(Required work): Tally the lines in the listing below that include "Khao". Answer with the count and nothing more.

── Provided records ──

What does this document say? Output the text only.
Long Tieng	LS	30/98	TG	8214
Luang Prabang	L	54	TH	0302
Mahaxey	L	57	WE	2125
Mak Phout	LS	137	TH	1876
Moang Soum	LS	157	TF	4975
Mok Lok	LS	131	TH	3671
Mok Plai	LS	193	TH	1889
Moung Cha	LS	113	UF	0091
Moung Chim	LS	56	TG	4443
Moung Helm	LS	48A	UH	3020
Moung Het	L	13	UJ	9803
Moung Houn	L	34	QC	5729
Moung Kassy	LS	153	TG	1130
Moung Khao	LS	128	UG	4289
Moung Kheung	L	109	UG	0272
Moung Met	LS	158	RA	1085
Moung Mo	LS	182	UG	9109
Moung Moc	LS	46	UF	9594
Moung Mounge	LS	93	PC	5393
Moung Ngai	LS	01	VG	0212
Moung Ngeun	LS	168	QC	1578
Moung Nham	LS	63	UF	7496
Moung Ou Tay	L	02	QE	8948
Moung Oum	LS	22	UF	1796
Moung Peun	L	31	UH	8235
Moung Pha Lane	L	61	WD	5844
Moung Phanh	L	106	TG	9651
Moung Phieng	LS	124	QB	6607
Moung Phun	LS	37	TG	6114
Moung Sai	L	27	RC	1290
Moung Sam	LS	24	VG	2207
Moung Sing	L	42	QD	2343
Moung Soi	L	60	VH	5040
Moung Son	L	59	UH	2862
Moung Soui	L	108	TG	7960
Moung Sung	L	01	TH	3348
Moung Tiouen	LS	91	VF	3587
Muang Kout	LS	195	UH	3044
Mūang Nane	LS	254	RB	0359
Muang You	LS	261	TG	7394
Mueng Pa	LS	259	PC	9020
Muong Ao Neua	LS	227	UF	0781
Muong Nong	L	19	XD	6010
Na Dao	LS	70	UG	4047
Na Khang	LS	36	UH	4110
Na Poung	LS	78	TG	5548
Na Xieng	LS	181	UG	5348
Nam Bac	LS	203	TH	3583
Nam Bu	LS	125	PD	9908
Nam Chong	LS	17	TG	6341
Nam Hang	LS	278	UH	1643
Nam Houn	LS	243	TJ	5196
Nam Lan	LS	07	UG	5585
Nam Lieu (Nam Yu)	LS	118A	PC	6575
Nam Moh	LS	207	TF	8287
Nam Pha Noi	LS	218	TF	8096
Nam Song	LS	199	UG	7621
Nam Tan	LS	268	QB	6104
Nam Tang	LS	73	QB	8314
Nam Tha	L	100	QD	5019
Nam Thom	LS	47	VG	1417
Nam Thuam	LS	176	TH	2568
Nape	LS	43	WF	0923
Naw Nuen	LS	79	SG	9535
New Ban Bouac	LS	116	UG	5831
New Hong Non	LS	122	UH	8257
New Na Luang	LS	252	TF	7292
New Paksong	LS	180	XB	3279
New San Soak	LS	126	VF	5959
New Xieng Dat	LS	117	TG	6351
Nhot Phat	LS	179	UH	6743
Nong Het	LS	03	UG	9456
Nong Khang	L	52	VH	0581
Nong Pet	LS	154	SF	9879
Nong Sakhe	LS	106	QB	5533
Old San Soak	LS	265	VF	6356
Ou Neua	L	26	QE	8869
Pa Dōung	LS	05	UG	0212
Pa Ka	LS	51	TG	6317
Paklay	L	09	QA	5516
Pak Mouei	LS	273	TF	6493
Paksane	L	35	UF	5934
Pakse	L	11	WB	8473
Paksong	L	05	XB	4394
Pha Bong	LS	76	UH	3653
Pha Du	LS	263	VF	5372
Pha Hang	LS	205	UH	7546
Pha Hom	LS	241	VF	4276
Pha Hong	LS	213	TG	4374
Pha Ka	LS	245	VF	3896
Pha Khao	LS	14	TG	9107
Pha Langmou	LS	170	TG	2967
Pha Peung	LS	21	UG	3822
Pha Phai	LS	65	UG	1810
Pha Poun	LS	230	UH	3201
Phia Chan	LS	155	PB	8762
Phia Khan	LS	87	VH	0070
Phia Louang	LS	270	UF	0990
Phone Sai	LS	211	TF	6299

───

(Problem solution): 2